Prompt: Reproduce the listing word for word, leaving every picture behind.

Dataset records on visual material
|---|
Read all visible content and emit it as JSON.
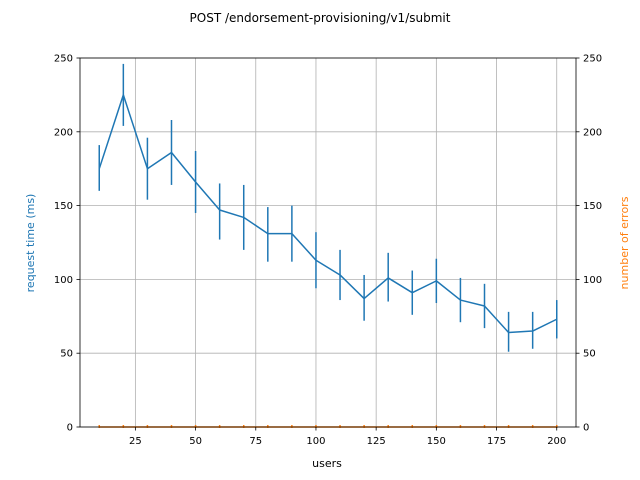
{
  "colors": {
    "request_time": "#1f77b4",
    "errors": "#ff7f0e",
    "grid": "#b0b0b0",
    "axis": "#000000"
  },
  "chart_data": {
    "type": "line",
    "title": "POST /endorsement-provisioning/v1/submit",
    "xlabel": "users",
    "ylabel_left": "request time (ms)",
    "ylabel_right": "number of errors",
    "xlim": [
      2,
      208
    ],
    "ylim_left": [
      0,
      250
    ],
    "ylim_right": [
      0,
      250
    ],
    "x_ticks": [
      25,
      50,
      75,
      100,
      125,
      150,
      175,
      200
    ],
    "y_ticks_left": [
      0,
      50,
      100,
      150,
      200,
      250
    ],
    "y_ticks_right": [
      0,
      50,
      100,
      150,
      200,
      250
    ],
    "grid": true,
    "x": [
      10,
      20,
      30,
      40,
      50,
      60,
      70,
      80,
      90,
      100,
      110,
      120,
      130,
      140,
      150,
      160,
      170,
      180,
      190,
      200
    ],
    "series": [
      {
        "axis": "left",
        "values": [
          175,
          225,
          175,
          186,
          166,
          147,
          142,
          131,
          131,
          113,
          103,
          87,
          101,
          91,
          99,
          86,
          82,
          64,
          65,
          73
        ],
        "err_low": [
          160,
          204,
          154,
          164,
          145,
          127,
          120,
          112,
          112,
          94,
          86,
          72,
          85,
          76,
          84,
          71,
          67,
          51,
          53,
          60
        ],
        "err_high": [
          191,
          246,
          196,
          208,
          187,
          165,
          164,
          149,
          150,
          132,
          120,
          103,
          118,
          106,
          114,
          101,
          97,
          78,
          78,
          86
        ]
      },
      {
        "axis": "right",
        "values": [
          0,
          0,
          0,
          0,
          0,
          0,
          0,
          0,
          0,
          0,
          0,
          0,
          0,
          0,
          0,
          0,
          0,
          0,
          0,
          0
        ]
      }
    ]
  }
}
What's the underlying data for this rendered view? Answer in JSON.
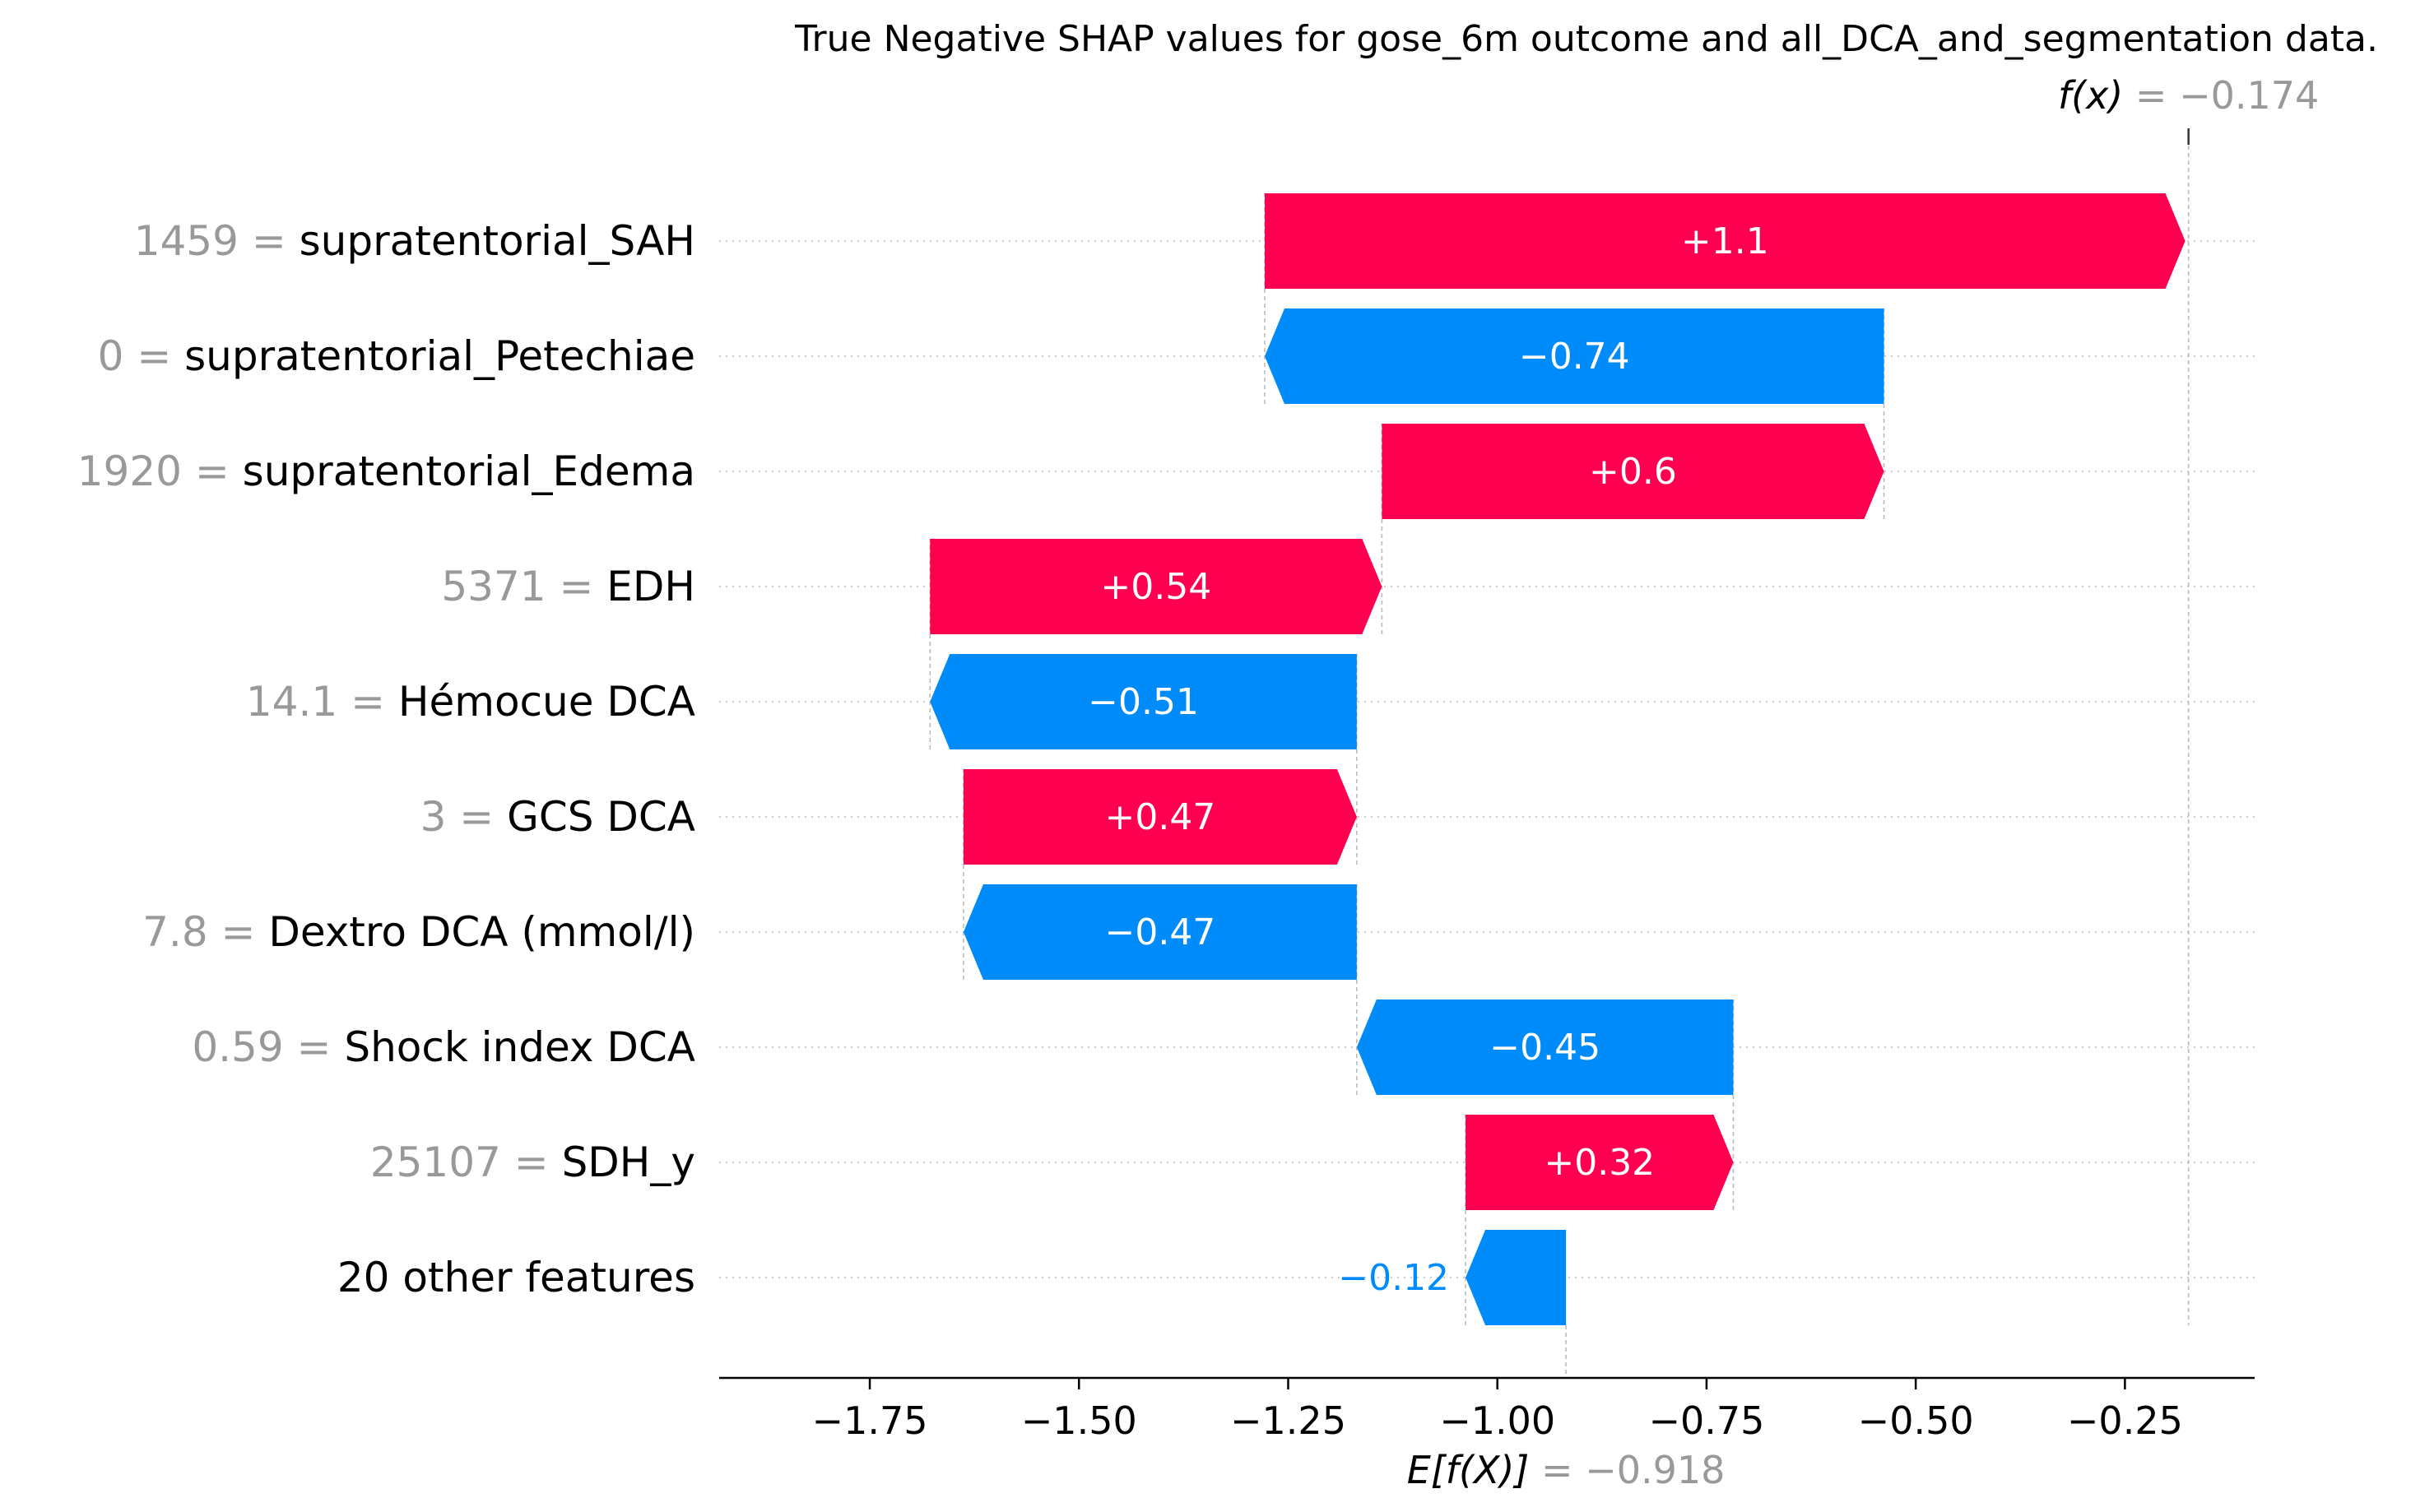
{
  "chart_data": {
    "type": "waterfall",
    "title": "True Negative SHAP values for gose_6m outcome and all_DCA_and_segmentation data.",
    "base_value": -0.918,
    "base_label_value": "−0.918",
    "fx_value": -0.174,
    "fx_label_value": "−0.174",
    "features": [
      {
        "feature": "supratentorial_SAH",
        "value": "1459",
        "shap": 1.1,
        "label": "+1.1"
      },
      {
        "feature": "supratentorial_Petechiae",
        "value": "0",
        "shap": -0.74,
        "label": "−0.74"
      },
      {
        "feature": "supratentorial_Edema",
        "value": "1920",
        "shap": 0.6,
        "label": "+0.6"
      },
      {
        "feature": "EDH",
        "value": "5371",
        "shap": 0.54,
        "label": "+0.54"
      },
      {
        "feature": "Hémocue DCA",
        "value": "14.1",
        "shap": -0.51,
        "label": "−0.51"
      },
      {
        "feature": "GCS DCA",
        "value": "3",
        "shap": 0.47,
        "label": "+0.47"
      },
      {
        "feature": "Dextro DCA (mmol/l)",
        "value": "7.8",
        "shap": -0.47,
        "label": "−0.47"
      },
      {
        "feature": "Shock index DCA",
        "value": "0.59",
        "shap": -0.45,
        "label": "−0.45"
      },
      {
        "feature": "SDH_y",
        "value": "25107",
        "shap": 0.32,
        "label": "+0.32"
      },
      {
        "feature": "20 other features",
        "value": "",
        "shap": -0.12,
        "label": "−0.12"
      }
    ],
    "xlim": [
      -1.93,
      -0.095
    ],
    "xticks": [
      -1.75,
      -1.5,
      -1.25,
      -1.0,
      -0.75,
      -0.5,
      -0.25
    ],
    "xtick_labels": [
      "−1.75",
      "−1.50",
      "−1.25",
      "−1.00",
      "−0.75",
      "−0.50",
      "−0.25"
    ],
    "colors": {
      "positive": "#ff0051",
      "negative": "#008bfb",
      "value_text": "#999999",
      "text": "#000000"
    }
  }
}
|---|
Answer to the task:
Read all visible content and emit it as JSON.
{
  "colors": {
    "request_time": "#1f77b4",
    "errors": "#ff7f0e",
    "grid": "#b0b0b0",
    "axis": "#000000"
  },
  "chart_data": {
    "type": "line",
    "title": "POST /endorsement-provisioning/v1/submit",
    "xlabel": "users",
    "ylabel_left": "request time (ms)",
    "ylabel_right": "number of errors",
    "xlim": [
      2,
      208
    ],
    "ylim_left": [
      0,
      250
    ],
    "ylim_right": [
      0,
      250
    ],
    "x_ticks": [
      25,
      50,
      75,
      100,
      125,
      150,
      175,
      200
    ],
    "y_ticks_left": [
      0,
      50,
      100,
      150,
      200,
      250
    ],
    "y_ticks_right": [
      0,
      50,
      100,
      150,
      200,
      250
    ],
    "grid": true,
    "x": [
      10,
      20,
      30,
      40,
      50,
      60,
      70,
      80,
      90,
      100,
      110,
      120,
      130,
      140,
      150,
      160,
      170,
      180,
      190,
      200
    ],
    "series": [
      {
        "axis": "left",
        "values": [
          175,
          225,
          175,
          186,
          166,
          147,
          142,
          131,
          131,
          113,
          103,
          87,
          101,
          91,
          99,
          86,
          82,
          64,
          65,
          73
        ],
        "err_low": [
          160,
          204,
          154,
          164,
          145,
          127,
          120,
          112,
          112,
          94,
          86,
          72,
          85,
          76,
          84,
          71,
          67,
          51,
          53,
          60
        ],
        "err_high": [
          191,
          246,
          196,
          208,
          187,
          165,
          164,
          149,
          150,
          132,
          120,
          103,
          118,
          106,
          114,
          101,
          97,
          78,
          78,
          86
        ]
      },
      {
        "axis": "right",
        "values": [
          0,
          0,
          0,
          0,
          0,
          0,
          0,
          0,
          0,
          0,
          0,
          0,
          0,
          0,
          0,
          0,
          0,
          0,
          0,
          0
        ]
      }
    ]
  }
}
What's the underlying data for this rendered view? Answer in JSON.
{
  "chart_data": {
    "type": "waterfall",
    "title": "True Negative SHAP values for gose_6m outcome and all_DCA_and_segmentation data.",
    "base_value": -0.918,
    "base_label_value": "−0.918",
    "fx_value": -0.174,
    "fx_label_value": "−0.174",
    "features": [
      {
        "feature": "supratentorial_SAH",
        "value": "1459",
        "shap": 1.1,
        "label": "+1.1"
      },
      {
        "feature": "supratentorial_Petechiae",
        "value": "0",
        "shap": -0.74,
        "label": "−0.74"
      },
      {
        "feature": "supratentorial_Edema",
        "value": "1920",
        "shap": 0.6,
        "label": "+0.6"
      },
      {
        "feature": "EDH",
        "value": "5371",
        "shap": 0.54,
        "label": "+0.54"
      },
      {
        "feature": "Hémocue DCA",
        "value": "14.1",
        "shap": -0.51,
        "label": "−0.51"
      },
      {
        "feature": "GCS DCA",
        "value": "3",
        "shap": 0.47,
        "label": "+0.47"
      },
      {
        "feature": "Dextro DCA (mmol/l)",
        "value": "7.8",
        "shap": -0.47,
        "label": "−0.47"
      },
      {
        "feature": "Shock index DCA",
        "value": "0.59",
        "shap": -0.45,
        "label": "−0.45"
      },
      {
        "feature": "SDH_y",
        "value": "25107",
        "shap": 0.32,
        "label": "+0.32"
      },
      {
        "feature": "20 other features",
        "value": "",
        "shap": -0.12,
        "label": "−0.12"
      }
    ],
    "xlim": [
      -1.93,
      -0.095
    ],
    "xticks": [
      -1.75,
      -1.5,
      -1.25,
      -1.0,
      -0.75,
      -0.5,
      -0.25
    ],
    "xtick_labels": [
      "−1.75",
      "−1.50",
      "−1.25",
      "−1.00",
      "−0.75",
      "−0.50",
      "−0.25"
    ],
    "colors": {
      "positive": "#ff0051",
      "negative": "#008bfb",
      "value_text": "#999999",
      "text": "#000000"
    }
  }
}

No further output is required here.